[Begin]

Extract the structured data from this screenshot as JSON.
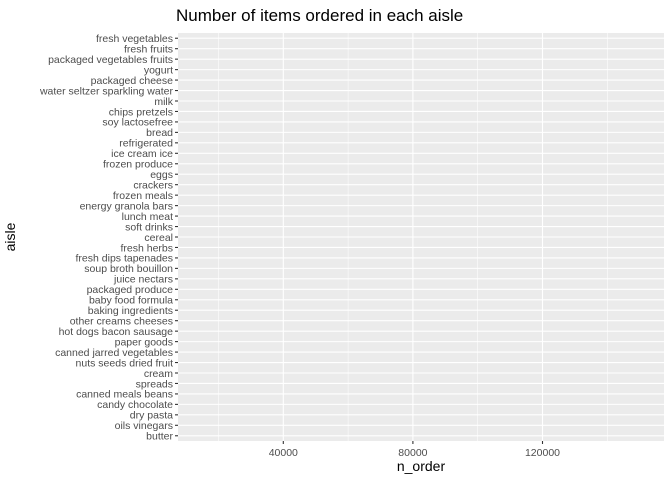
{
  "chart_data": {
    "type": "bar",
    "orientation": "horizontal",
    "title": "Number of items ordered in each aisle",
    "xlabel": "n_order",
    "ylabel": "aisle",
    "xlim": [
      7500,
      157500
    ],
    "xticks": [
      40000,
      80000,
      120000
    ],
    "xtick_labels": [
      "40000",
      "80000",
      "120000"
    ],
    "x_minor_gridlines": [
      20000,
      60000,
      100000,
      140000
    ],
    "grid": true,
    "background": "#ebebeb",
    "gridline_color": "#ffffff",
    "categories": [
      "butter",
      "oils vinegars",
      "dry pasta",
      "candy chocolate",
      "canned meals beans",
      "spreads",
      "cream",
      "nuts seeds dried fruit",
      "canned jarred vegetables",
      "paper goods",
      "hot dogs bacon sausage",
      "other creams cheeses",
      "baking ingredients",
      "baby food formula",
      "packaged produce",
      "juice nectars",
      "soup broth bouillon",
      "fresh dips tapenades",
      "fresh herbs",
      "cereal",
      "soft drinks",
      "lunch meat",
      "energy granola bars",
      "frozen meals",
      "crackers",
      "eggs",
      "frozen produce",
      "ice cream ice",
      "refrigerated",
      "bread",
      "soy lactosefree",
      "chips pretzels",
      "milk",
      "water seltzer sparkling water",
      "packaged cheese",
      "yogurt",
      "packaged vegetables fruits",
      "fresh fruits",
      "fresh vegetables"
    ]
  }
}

[End]
[Begin]

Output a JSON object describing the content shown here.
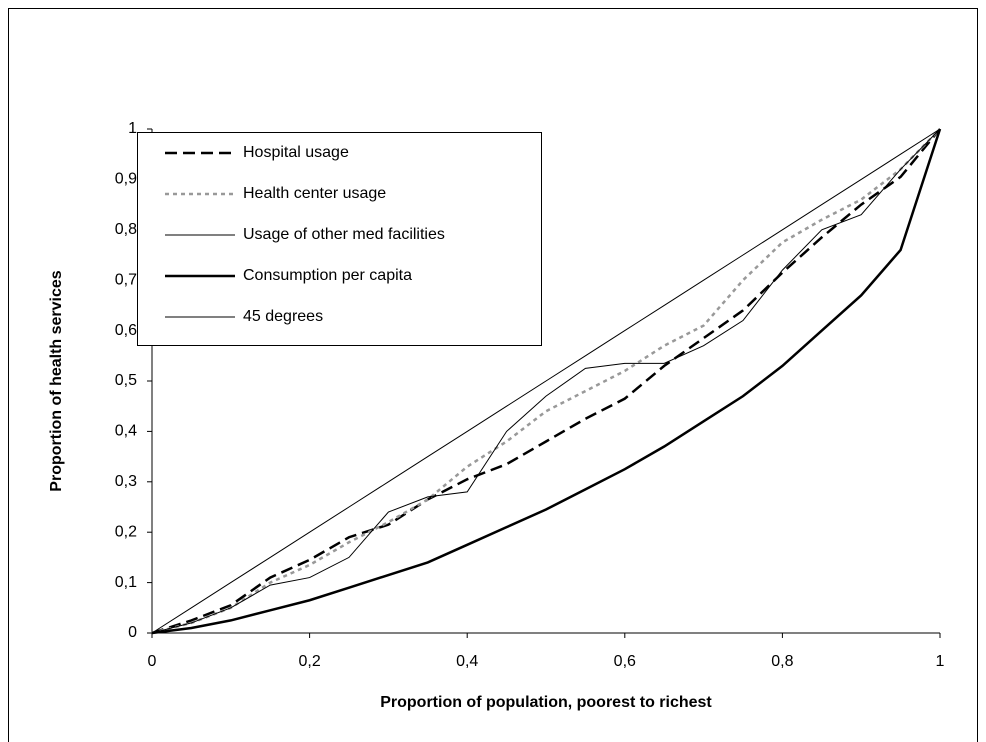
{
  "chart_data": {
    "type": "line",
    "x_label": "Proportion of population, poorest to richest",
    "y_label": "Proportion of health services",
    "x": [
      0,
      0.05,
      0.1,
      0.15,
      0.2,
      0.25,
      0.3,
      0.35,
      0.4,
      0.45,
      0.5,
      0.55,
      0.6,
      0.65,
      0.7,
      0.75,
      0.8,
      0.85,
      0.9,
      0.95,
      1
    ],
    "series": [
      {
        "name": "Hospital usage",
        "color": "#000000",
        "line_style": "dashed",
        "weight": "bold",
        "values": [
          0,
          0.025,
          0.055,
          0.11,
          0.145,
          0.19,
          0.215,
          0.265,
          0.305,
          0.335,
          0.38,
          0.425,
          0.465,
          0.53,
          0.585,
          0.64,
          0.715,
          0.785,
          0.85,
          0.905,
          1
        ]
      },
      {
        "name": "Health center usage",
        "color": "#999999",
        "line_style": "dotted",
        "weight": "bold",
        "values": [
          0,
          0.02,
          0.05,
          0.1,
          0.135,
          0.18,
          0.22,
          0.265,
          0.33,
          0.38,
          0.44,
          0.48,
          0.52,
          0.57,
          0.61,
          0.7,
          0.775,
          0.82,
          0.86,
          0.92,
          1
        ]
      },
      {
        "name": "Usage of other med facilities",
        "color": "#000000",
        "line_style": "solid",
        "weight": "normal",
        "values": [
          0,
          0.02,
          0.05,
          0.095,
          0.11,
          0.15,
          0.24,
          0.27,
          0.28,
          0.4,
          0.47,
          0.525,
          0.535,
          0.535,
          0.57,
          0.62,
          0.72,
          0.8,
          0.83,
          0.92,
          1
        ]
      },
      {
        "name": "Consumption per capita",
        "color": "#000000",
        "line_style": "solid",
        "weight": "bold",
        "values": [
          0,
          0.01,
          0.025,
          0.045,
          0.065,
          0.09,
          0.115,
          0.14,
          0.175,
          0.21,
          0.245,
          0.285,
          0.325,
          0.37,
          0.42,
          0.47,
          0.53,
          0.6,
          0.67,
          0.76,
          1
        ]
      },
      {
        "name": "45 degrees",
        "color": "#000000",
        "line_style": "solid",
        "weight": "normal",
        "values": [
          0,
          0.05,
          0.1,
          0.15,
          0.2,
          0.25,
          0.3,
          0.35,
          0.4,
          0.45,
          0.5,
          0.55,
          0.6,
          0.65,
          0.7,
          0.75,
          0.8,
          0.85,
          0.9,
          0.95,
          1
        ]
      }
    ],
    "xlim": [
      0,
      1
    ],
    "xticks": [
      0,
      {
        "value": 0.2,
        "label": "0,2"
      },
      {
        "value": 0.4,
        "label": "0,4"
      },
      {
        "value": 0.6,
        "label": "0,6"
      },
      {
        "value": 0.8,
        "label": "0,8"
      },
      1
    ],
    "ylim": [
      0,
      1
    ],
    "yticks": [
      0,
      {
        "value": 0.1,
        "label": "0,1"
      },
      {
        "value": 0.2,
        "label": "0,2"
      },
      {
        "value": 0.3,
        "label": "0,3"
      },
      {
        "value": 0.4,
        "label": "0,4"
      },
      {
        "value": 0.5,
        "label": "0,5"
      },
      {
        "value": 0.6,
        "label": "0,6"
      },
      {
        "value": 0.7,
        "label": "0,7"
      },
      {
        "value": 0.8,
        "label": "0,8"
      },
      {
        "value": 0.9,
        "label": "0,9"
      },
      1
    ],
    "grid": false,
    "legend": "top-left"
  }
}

[End]
[Begin]

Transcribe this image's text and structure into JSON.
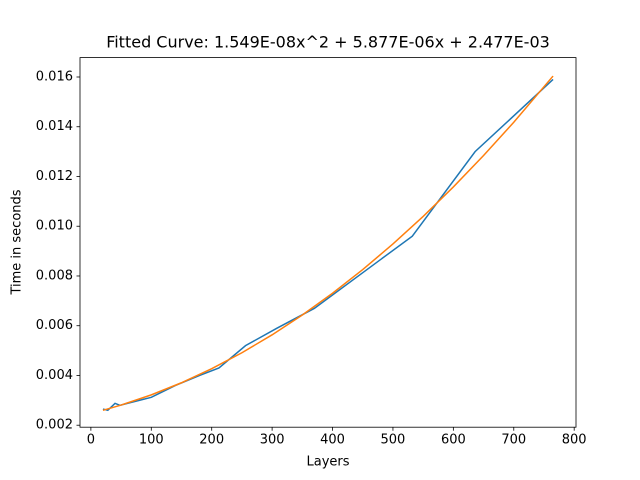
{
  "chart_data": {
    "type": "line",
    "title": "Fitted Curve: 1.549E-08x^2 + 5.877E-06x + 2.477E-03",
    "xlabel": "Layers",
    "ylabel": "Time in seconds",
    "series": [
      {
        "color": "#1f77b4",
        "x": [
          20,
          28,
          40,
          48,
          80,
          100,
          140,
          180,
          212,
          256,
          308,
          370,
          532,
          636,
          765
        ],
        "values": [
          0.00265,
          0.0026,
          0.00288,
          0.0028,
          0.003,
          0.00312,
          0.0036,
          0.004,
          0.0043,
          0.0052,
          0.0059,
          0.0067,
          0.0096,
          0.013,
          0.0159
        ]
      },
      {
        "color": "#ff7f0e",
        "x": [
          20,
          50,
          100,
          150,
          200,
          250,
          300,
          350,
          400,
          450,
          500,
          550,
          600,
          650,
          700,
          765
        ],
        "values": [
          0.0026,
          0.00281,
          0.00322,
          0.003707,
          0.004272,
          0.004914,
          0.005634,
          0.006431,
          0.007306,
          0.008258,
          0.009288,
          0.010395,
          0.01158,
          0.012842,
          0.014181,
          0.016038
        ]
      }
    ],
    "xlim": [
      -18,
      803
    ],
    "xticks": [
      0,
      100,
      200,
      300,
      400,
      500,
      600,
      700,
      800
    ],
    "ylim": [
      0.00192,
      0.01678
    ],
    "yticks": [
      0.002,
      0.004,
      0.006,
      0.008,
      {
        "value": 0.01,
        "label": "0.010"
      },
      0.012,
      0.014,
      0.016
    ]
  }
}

[End]

• TASK TO CARRY OUT: Report how many lines of the preceding records include "packaged". Output the number only.

• THE SOLUTION: 3